Exercise input:
______
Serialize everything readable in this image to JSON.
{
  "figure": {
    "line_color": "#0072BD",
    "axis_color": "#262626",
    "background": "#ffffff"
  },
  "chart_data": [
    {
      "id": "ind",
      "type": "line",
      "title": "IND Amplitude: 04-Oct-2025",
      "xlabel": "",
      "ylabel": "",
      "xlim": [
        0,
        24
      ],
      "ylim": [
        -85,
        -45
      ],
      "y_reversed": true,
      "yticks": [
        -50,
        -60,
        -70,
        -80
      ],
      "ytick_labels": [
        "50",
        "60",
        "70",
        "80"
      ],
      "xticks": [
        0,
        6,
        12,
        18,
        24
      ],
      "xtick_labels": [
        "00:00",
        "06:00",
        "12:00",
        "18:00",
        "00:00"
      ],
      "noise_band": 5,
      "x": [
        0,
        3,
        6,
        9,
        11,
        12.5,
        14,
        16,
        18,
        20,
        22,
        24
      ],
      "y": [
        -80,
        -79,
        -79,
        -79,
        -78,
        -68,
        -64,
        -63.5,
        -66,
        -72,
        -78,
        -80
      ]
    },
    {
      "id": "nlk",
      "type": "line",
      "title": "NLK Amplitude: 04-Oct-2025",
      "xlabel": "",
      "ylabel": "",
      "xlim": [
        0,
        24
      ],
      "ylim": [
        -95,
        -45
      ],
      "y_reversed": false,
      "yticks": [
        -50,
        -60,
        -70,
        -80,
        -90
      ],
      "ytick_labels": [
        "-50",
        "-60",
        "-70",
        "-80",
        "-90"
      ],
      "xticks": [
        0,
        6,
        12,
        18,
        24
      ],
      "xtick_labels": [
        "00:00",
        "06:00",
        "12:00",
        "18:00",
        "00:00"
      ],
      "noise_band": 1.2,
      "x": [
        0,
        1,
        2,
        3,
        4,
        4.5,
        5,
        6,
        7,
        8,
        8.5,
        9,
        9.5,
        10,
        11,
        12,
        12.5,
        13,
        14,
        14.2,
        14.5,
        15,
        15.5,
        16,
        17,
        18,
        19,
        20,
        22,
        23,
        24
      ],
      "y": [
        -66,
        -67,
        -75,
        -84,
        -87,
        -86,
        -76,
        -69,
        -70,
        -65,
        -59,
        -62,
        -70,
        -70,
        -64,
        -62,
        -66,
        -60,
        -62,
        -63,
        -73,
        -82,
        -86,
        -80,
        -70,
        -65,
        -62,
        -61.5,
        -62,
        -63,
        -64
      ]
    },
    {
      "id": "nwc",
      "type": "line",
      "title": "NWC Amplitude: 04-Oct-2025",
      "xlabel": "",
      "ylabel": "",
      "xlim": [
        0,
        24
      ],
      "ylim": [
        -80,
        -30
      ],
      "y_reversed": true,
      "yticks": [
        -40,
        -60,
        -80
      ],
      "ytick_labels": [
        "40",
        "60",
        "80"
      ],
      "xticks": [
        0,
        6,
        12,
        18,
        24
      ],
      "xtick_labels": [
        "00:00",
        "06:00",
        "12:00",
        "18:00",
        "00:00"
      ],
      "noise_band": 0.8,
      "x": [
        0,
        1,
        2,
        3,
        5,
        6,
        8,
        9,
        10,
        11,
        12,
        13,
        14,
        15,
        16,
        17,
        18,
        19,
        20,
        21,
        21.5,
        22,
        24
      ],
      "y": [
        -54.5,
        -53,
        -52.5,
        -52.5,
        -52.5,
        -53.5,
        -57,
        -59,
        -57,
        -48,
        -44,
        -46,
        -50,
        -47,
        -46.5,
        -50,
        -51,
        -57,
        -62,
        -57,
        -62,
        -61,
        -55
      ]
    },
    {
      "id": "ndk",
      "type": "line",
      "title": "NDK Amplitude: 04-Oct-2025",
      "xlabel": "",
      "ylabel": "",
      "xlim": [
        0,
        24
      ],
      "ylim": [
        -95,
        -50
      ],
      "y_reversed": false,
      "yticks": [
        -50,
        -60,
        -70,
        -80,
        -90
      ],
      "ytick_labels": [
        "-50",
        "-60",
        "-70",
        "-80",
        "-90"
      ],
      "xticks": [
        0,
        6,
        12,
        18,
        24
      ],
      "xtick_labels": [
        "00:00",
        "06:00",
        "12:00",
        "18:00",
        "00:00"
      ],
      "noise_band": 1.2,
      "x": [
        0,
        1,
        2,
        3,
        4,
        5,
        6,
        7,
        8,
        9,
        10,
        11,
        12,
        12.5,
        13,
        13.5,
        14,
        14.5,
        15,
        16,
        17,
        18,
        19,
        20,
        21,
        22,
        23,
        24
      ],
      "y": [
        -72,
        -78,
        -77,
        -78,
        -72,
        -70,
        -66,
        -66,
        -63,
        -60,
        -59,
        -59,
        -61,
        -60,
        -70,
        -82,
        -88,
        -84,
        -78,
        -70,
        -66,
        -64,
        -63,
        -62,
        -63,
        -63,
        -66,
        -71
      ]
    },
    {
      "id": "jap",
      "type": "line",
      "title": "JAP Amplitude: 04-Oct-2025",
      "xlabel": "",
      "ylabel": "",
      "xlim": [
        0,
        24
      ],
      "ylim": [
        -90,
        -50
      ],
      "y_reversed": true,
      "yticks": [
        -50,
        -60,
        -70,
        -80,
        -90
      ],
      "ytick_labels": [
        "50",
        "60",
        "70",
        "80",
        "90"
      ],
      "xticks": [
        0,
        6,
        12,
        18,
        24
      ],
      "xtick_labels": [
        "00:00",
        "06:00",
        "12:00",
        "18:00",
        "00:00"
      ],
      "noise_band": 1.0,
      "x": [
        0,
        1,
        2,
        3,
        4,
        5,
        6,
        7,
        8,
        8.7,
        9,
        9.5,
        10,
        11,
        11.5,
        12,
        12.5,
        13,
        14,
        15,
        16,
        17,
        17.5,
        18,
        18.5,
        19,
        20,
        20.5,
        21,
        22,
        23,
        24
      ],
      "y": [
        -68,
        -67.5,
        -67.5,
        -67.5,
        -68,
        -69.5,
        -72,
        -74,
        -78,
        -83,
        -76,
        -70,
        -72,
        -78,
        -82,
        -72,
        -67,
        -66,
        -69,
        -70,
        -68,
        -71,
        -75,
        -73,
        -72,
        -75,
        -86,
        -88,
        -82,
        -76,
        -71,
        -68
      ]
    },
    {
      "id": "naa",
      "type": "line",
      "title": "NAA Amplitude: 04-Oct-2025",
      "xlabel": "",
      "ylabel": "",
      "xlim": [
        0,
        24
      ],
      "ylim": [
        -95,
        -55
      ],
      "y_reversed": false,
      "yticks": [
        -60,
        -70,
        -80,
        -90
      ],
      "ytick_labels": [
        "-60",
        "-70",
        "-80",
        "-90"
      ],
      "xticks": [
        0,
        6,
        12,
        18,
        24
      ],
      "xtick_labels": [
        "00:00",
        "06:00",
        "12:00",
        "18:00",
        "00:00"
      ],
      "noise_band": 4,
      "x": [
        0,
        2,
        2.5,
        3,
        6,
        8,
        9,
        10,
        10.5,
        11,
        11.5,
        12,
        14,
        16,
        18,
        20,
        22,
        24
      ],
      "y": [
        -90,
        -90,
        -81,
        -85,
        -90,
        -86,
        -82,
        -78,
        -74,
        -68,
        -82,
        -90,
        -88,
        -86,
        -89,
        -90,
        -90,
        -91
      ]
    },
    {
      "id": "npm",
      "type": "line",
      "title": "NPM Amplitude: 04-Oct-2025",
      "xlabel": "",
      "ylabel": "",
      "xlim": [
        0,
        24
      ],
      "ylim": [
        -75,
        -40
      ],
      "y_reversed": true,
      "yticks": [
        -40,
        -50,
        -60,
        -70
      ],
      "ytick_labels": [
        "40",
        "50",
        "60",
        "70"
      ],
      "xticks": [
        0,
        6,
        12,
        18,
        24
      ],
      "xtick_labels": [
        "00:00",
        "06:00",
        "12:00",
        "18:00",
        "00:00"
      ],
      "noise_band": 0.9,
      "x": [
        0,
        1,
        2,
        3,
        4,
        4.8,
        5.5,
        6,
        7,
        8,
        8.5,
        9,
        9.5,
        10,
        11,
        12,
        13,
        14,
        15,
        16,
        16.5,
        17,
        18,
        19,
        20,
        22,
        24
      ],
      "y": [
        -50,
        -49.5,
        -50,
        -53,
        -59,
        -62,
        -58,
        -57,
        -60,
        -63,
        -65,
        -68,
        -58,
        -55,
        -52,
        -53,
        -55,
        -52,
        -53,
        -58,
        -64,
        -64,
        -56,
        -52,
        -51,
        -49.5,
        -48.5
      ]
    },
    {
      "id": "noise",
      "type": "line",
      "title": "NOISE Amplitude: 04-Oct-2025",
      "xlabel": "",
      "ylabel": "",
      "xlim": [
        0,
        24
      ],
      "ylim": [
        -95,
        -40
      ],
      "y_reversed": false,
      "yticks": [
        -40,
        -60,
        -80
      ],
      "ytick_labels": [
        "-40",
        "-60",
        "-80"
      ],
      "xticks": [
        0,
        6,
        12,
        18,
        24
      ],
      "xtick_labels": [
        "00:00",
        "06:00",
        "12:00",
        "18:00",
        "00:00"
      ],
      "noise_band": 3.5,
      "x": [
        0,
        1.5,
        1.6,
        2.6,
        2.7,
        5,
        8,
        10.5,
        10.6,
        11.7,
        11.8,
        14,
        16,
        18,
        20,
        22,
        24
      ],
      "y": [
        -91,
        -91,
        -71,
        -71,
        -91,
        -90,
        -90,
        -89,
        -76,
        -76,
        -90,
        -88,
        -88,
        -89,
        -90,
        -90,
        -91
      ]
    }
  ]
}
______
Stated task:
Only the number is wanted: how many lines of the material above include the word "Amplitude"?

Result for this task:
8